Stated goal: Work through the data and report how many lines include the string "this", giving the number alone.

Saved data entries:

* begin *

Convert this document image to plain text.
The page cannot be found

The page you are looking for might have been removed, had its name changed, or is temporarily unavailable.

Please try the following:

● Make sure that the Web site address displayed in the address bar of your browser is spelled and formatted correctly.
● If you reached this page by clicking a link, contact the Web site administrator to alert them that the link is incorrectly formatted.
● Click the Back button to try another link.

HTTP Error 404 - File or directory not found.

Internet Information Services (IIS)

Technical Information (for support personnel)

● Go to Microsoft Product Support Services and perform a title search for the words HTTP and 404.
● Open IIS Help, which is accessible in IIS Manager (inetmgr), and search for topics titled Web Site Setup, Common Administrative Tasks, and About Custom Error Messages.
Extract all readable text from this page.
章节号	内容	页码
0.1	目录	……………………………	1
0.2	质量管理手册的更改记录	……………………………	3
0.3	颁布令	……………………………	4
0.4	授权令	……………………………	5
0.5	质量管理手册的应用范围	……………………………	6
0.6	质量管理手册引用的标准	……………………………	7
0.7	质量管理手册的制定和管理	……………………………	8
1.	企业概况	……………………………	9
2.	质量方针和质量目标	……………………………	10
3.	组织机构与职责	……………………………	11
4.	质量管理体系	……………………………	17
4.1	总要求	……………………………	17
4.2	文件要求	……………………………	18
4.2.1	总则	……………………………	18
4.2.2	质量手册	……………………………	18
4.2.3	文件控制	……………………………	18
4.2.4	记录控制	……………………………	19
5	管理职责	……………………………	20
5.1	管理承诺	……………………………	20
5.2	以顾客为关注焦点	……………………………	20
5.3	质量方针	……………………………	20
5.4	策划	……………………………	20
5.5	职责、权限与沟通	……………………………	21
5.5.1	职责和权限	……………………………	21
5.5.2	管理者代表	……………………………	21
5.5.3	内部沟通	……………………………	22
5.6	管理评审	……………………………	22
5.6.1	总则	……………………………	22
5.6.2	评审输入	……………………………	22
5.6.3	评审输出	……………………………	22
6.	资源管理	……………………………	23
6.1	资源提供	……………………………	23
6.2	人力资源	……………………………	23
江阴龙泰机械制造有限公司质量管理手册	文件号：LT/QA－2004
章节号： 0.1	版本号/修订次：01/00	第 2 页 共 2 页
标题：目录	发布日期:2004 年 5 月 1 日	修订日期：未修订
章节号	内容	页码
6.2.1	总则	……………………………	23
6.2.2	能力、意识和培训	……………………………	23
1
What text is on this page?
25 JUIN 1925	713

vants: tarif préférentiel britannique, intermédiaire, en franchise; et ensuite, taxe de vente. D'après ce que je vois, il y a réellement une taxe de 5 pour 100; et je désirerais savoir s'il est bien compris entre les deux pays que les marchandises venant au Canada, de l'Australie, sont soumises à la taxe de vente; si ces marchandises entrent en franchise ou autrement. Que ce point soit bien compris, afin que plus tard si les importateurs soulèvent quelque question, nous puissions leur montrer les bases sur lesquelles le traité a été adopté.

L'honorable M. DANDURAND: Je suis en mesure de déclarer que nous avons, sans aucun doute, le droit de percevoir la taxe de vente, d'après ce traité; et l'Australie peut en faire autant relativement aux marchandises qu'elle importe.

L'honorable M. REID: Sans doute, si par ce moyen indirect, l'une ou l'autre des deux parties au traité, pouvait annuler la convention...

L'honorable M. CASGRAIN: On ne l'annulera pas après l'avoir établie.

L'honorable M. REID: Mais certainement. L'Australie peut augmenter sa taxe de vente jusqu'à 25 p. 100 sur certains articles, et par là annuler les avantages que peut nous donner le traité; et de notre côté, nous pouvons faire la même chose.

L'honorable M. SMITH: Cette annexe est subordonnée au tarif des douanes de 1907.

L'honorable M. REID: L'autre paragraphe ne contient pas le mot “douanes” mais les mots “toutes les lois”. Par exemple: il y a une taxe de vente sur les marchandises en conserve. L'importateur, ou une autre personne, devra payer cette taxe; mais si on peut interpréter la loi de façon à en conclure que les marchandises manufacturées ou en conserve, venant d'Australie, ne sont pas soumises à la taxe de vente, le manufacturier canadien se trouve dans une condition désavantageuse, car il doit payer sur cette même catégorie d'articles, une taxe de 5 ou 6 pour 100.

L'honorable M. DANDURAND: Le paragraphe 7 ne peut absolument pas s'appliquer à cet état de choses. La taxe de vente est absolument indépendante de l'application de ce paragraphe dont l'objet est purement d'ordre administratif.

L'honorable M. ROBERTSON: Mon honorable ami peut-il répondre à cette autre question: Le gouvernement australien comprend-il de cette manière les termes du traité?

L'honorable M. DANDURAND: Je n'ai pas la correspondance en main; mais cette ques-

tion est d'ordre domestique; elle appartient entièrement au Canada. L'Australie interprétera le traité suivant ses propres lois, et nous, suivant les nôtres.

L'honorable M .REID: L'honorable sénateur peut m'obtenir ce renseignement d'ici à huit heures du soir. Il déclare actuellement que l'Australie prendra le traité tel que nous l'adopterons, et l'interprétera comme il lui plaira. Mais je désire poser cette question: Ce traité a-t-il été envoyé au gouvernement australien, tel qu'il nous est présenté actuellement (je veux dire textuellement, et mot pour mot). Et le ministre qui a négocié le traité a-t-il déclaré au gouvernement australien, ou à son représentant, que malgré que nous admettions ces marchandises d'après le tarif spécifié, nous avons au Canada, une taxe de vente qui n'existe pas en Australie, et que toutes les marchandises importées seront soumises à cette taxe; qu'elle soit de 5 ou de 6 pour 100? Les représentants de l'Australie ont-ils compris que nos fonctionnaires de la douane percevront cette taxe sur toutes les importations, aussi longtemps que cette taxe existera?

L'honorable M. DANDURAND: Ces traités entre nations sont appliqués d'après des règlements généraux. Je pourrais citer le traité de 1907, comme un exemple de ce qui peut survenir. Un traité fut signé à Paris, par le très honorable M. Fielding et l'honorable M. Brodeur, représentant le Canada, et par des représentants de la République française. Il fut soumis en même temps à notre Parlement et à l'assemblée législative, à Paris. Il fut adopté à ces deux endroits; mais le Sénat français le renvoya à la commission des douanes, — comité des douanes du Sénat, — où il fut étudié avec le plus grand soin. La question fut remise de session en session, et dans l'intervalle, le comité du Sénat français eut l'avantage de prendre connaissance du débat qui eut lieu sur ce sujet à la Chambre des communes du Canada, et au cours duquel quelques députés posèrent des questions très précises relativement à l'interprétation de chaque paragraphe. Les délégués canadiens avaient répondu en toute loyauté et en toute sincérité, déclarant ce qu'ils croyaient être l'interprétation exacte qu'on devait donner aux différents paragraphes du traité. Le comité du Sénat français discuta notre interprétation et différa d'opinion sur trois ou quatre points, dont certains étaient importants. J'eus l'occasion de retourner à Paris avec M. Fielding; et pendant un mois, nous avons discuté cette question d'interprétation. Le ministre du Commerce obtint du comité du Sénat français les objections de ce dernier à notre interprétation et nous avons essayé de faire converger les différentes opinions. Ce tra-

* end *

Final result: 4